# start of Given data

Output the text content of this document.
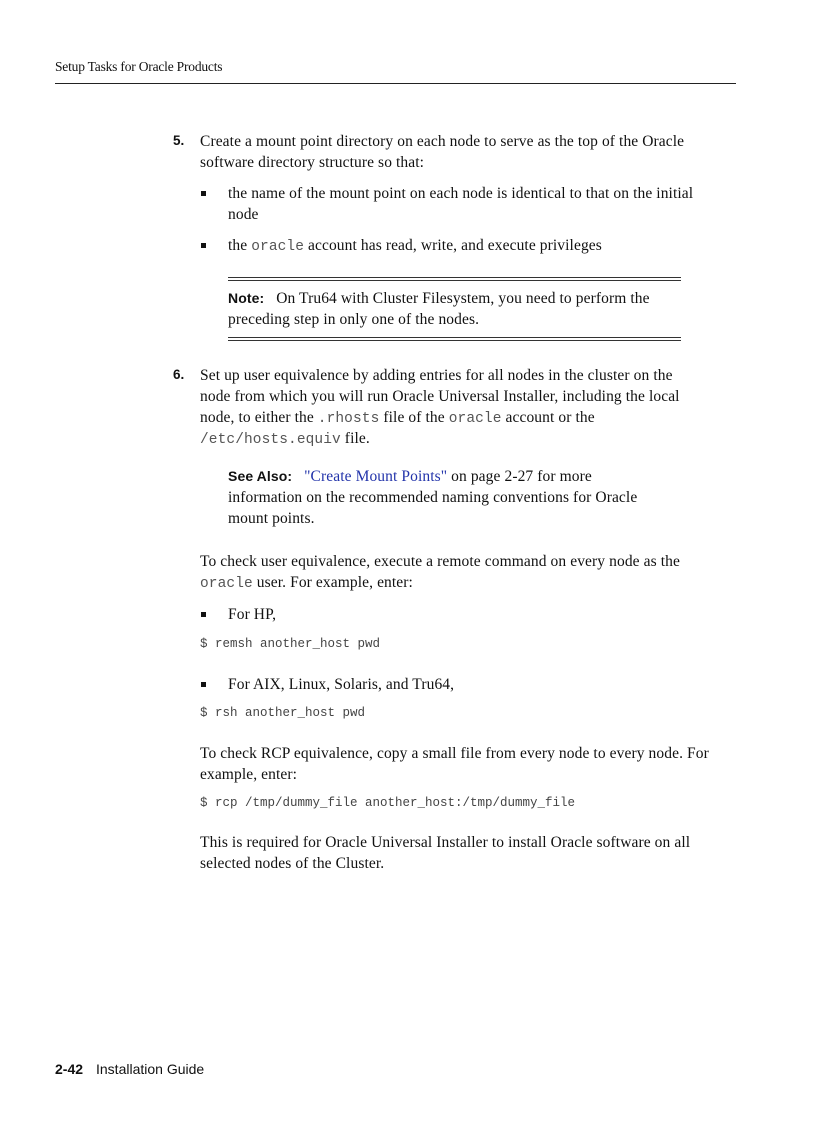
Setup Tasks for Oracle Products
5. Create a mount point directory on each node to serve as the top of the Oracle
software directory structure so that:
the name of the mount point on each node is identical to that on the initial
node
the oracle account has read, write, and execute privileges
Note: On Tru64 with Cluster Filesystem, you need to perform the
preceding step in only one of the nodes.
6. Set up user equivalence by adding entries for all nodes in the cluster on the
node from which you will run Oracle Universal Installer, including the local
node, to either the .rhosts file of the oracle account or the
/etc/hosts.equiv file.
See Also: "Create Mount Points" on page 2-27 for more
information on the recommended naming conventions for Oracle
mount points.
To check user equivalence, execute a remote command on every node as the
oracle user. For example, enter:
For HP,
$ remsh another_host pwd
For AIX, Linux, Solaris, and Tru64,
$ rsh another_host pwd
To check RCP equivalence, copy a small file from every node to every node. For
example, enter:
$ rcp /tmp/dummy_file another_host:/tmp/dummy_file
This is required for Oracle Universal Installer to install Oracle software on all
selected nodes of the Cluster.
2-42 Installation Guide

# end of Given data

Copy each line in full and exactly, omitting any picture.

-- Result --
Output the text content of this document.
Setup Tasks for Oracle Products
5. Create a mount point directory on each node to serve as the top of the Oracle
software directory structure so that:
the name of the mount point on each node is identical to that on the initial
node
the oracle account has read, write, and execute privileges
Note: On Tru64 with Cluster Filesystem, you need to perform the
preceding step in only one of the nodes.
6. Set up user equivalence by adding entries for all nodes in the cluster on the
node from which you will run Oracle Universal Installer, including the local
node, to either the .rhosts file of the oracle account or the
/etc/hosts.equiv file.
See Also: "Create Mount Points" on page 2-27 for more
information on the recommended naming conventions for Oracle
mount points.
To check user equivalence, execute a remote command on every node as the
oracle user. For example, enter:
For HP,
$ remsh another_host pwd
For AIX, Linux, Solaris, and Tru64,
$ rsh another_host pwd
To check RCP equivalence, copy a small file from every node to every node. For
example, enter:
$ rcp /tmp/dummy_file another_host:/tmp/dummy_file
This is required for Oracle Universal Installer to install Oracle software on all
selected nodes of the Cluster.
2-42 Installation Guide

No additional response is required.